• [Exercise brief]: The data must be written out once more, precisely as given.

## start Dataset entries

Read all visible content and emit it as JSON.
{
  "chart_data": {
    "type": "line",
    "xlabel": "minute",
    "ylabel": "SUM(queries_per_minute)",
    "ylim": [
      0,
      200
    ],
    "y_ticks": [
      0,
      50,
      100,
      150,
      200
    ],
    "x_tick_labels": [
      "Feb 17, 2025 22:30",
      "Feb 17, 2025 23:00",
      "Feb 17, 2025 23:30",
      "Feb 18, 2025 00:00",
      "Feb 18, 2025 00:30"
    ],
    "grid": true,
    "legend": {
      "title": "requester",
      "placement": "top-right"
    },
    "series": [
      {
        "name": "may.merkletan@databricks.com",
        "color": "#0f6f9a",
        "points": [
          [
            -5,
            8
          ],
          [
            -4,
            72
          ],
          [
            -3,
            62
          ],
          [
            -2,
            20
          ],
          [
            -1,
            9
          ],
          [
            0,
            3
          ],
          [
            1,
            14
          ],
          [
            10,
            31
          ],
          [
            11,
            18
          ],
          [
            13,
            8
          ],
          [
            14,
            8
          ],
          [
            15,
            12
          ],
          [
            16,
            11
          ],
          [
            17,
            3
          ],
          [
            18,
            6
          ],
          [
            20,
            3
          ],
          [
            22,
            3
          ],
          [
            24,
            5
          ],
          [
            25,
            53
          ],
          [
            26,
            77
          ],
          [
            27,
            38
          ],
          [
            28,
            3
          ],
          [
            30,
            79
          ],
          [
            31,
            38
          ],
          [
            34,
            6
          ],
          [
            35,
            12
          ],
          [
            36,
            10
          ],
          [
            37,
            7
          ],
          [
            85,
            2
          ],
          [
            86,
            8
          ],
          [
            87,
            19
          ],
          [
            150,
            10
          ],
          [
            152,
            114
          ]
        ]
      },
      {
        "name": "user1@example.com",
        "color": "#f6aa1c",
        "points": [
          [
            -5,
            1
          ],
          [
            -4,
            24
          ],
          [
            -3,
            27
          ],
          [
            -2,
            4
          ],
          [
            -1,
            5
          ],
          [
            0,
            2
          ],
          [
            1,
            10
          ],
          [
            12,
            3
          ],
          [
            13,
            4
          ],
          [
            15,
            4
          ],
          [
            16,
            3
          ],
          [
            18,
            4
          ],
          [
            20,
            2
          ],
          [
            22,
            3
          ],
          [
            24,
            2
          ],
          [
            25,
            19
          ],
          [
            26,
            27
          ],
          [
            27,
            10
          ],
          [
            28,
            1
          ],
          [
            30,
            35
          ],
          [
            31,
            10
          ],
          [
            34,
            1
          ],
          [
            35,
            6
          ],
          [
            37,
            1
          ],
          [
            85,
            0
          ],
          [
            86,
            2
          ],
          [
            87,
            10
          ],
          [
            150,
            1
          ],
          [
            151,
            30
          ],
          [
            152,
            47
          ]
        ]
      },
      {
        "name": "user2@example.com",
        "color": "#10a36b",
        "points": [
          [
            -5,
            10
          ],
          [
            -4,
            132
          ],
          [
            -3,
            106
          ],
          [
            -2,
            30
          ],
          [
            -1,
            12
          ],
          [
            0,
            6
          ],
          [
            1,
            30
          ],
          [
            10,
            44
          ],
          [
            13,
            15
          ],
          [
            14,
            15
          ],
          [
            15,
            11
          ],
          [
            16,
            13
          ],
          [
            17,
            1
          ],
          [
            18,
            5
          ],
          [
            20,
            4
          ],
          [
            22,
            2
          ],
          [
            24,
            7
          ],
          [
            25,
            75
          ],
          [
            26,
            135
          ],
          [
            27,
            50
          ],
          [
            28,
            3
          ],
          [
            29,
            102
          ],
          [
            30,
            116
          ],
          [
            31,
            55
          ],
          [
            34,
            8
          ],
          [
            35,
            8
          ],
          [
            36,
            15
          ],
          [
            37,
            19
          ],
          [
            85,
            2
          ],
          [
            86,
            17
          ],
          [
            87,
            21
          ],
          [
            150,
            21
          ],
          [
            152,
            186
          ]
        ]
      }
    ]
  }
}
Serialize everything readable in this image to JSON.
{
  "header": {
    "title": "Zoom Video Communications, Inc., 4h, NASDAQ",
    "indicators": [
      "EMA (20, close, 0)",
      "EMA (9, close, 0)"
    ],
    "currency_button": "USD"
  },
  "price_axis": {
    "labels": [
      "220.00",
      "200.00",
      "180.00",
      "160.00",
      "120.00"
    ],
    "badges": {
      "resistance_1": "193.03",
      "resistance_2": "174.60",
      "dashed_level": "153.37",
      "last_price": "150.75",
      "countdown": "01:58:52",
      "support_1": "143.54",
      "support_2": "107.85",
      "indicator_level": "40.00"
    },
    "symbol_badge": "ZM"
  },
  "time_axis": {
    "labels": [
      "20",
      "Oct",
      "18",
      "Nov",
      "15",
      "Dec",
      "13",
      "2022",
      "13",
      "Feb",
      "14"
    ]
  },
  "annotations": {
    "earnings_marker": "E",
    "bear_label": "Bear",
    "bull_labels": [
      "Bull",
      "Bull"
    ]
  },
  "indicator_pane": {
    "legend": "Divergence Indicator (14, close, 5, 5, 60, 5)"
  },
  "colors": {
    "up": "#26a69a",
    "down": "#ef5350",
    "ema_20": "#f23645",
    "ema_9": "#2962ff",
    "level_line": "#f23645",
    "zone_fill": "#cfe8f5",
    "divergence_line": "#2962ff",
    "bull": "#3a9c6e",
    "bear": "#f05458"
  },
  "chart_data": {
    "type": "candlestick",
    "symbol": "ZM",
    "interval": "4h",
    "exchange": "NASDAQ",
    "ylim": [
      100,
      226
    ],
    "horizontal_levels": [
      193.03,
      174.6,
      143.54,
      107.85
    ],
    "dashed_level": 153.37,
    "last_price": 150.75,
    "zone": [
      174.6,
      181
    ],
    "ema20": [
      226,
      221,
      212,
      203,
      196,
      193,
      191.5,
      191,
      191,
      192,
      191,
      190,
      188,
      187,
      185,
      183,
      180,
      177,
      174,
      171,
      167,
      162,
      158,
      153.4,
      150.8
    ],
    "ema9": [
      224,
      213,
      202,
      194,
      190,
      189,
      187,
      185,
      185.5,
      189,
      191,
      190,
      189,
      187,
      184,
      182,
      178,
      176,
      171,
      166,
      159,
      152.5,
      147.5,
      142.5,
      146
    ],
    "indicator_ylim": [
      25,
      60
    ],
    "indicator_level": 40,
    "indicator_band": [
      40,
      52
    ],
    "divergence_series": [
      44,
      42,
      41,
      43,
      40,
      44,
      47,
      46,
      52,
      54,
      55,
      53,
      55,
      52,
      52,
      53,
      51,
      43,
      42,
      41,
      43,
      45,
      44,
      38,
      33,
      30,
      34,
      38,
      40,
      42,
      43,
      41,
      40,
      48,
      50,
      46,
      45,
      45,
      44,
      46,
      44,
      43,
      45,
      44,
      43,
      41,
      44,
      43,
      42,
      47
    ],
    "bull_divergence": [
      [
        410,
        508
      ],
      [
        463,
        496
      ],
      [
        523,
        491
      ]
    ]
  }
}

## end Dataset entries

• [Exercise answer]:
Read all visible content and emit it as JSON.
{
  "chart_data": {
    "type": "line",
    "xlabel": "minute",
    "ylabel": "SUM(queries_per_minute)",
    "ylim": [
      0,
      200
    ],
    "y_ticks": [
      0,
      50,
      100,
      150,
      200
    ],
    "x_tick_labels": [
      "Feb 17, 2025 22:30",
      "Feb 17, 2025 23:00",
      "Feb 17, 2025 23:30",
      "Feb 18, 2025 00:00",
      "Feb 18, 2025 00:30"
    ],
    "grid": true,
    "legend": {
      "title": "requester",
      "placement": "top-right"
    },
    "series": [
      {
        "name": "may.merkletan@databricks.com",
        "color": "#0f6f9a",
        "points": [
          [
            -5,
            8
          ],
          [
            -4,
            72
          ],
          [
            -3,
            62
          ],
          [
            -2,
            20
          ],
          [
            -1,
            9
          ],
          [
            0,
            3
          ],
          [
            1,
            14
          ],
          [
            10,
            31
          ],
          [
            11,
            18
          ],
          [
            13,
            8
          ],
          [
            14,
            8
          ],
          [
            15,
            12
          ],
          [
            16,
            11
          ],
          [
            17,
            3
          ],
          [
            18,
            6
          ],
          [
            20,
            3
          ],
          [
            22,
            3
          ],
          [
            24,
            5
          ],
          [
            25,
            53
          ],
          [
            26,
            77
          ],
          [
            27,
            38
          ],
          [
            28,
            3
          ],
          [
            30,
            79
          ],
          [
            31,
            38
          ],
          [
            34,
            6
          ],
          [
            35,
            12
          ],
          [
            36,
            10
          ],
          [
            37,
            7
          ],
          [
            85,
            2
          ],
          [
            86,
            8
          ],
          [
            87,
            19
          ],
          [
            150,
            10
          ],
          [
            152,
            114
          ]
        ]
      },
      {
        "name": "user1@example.com",
        "color": "#f6aa1c",
        "points": [
          [
            -5,
            1
          ],
          [
            -4,
            24
          ],
          [
            -3,
            27
          ],
          [
            -2,
            4
          ],
          [
            -1,
            5
          ],
          [
            0,
            2
          ],
          [
            1,
            10
          ],
          [
            12,
            3
          ],
          [
            13,
            4
          ],
          [
            15,
            4
          ],
          [
            16,
            3
          ],
          [
            18,
            4
          ],
          [
            20,
            2
          ],
          [
            22,
            3
          ],
          [
            24,
            2
          ],
          [
            25,
            19
          ],
          [
            26,
            27
          ],
          [
            27,
            10
          ],
          [
            28,
            1
          ],
          [
            30,
            35
          ],
          [
            31,
            10
          ],
          [
            34,
            1
          ],
          [
            35,
            6
          ],
          [
            37,
            1
          ],
          [
            85,
            0
          ],
          [
            86,
            2
          ],
          [
            87,
            10
          ],
          [
            150,
            1
          ],
          [
            151,
            30
          ],
          [
            152,
            47
          ]
        ]
      },
      {
        "name": "user2@example.com",
        "color": "#10a36b",
        "points": [
          [
            -5,
            10
          ],
          [
            -4,
            132
          ],
          [
            -3,
            106
          ],
          [
            -2,
            30
          ],
          [
            -1,
            12
          ],
          [
            0,
            6
          ],
          [
            1,
            30
          ],
          [
            10,
            44
          ],
          [
            13,
            15
          ],
          [
            14,
            15
          ],
          [
            15,
            11
          ],
          [
            16,
            13
          ],
          [
            17,
            1
          ],
          [
            18,
            5
          ],
          [
            20,
            4
          ],
          [
            22,
            2
          ],
          [
            24,
            7
          ],
          [
            25,
            75
          ],
          [
            26,
            135
          ],
          [
            27,
            50
          ],
          [
            28,
            3
          ],
          [
            29,
            102
          ],
          [
            30,
            116
          ],
          [
            31,
            55
          ],
          [
            34,
            8
          ],
          [
            35,
            8
          ],
          [
            36,
            15
          ],
          [
            37,
            19
          ],
          [
            85,
            2
          ],
          [
            86,
            17
          ],
          [
            87,
            21
          ],
          [
            150,
            21
          ],
          [
            152,
            186
          ]
        ]
      }
    ]
  }
}
Serialize everything readable in this image to JSON.
{
  "header": {
    "title": "Zoom Video Communications, Inc., 4h, NASDAQ",
    "indicators": [
      "EMA (20, close, 0)",
      "EMA (9, close, 0)"
    ],
    "currency_button": "USD"
  },
  "price_axis": {
    "labels": [
      "220.00",
      "200.00",
      "180.00",
      "160.00",
      "120.00"
    ],
    "badges": {
      "resistance_1": "193.03",
      "resistance_2": "174.60",
      "dashed_level": "153.37",
      "last_price": "150.75",
      "countdown": "01:58:52",
      "support_1": "143.54",
      "support_2": "107.85",
      "indicator_level": "40.00"
    },
    "symbol_badge": "ZM"
  },
  "time_axis": {
    "labels": [
      "20",
      "Oct",
      "18",
      "Nov",
      "15",
      "Dec",
      "13",
      "2022",
      "13",
      "Feb",
      "14"
    ]
  },
  "annotations": {
    "earnings_marker": "E",
    "bear_label": "Bear",
    "bull_labels": [
      "Bull",
      "Bull"
    ]
  },
  "indicator_pane": {
    "legend": "Divergence Indicator (14, close, 5, 5, 60, 5)"
  },
  "colors": {
    "up": "#26a69a",
    "down": "#ef5350",
    "ema_20": "#f23645",
    "ema_9": "#2962ff",
    "level_line": "#f23645",
    "zone_fill": "#cfe8f5",
    "divergence_line": "#2962ff",
    "bull": "#3a9c6e",
    "bear": "#f05458"
  },
  "chart_data": {
    "type": "candlestick",
    "symbol": "ZM",
    "interval": "4h",
    "exchange": "NASDAQ",
    "ylim": [
      100,
      226
    ],
    "horizontal_levels": [
      193.03,
      174.6,
      143.54,
      107.85
    ],
    "dashed_level": 153.37,
    "last_price": 150.75,
    "zone": [
      174.6,
      181
    ],
    "ema20": [
      226,
      221,
      212,
      203,
      196,
      193,
      191.5,
      191,
      191,
      192,
      191,
      190,
      188,
      187,
      185,
      183,
      180,
      177,
      174,
      171,
      167,
      162,
      158,
      153.4,
      150.8
    ],
    "ema9": [
      224,
      213,
      202,
      194,
      190,
      189,
      187,
      185,
      185.5,
      189,
      191,
      190,
      189,
      187,
      184,
      182,
      178,
      176,
      171,
      166,
      159,
      152.5,
      147.5,
      142.5,
      146
    ],
    "indicator_ylim": [
      25,
      60
    ],
    "indicator_level": 40,
    "indicator_band": [
      40,
      52
    ],
    "divergence_series": [
      44,
      42,
      41,
      43,
      40,
      44,
      47,
      46,
      52,
      54,
      55,
      53,
      55,
      52,
      52,
      53,
      51,
      43,
      42,
      41,
      43,
      45,
      44,
      38,
      33,
      30,
      34,
      38,
      40,
      42,
      43,
      41,
      40,
      48,
      50,
      46,
      45,
      45,
      44,
      46,
      44,
      43,
      45,
      44,
      43,
      41,
      44,
      43,
      42,
      47
    ],
    "bull_divergence": [
      [
        410,
        508
      ],
      [
        463,
        496
      ],
      [
        523,
        491
      ]
    ]
  }
}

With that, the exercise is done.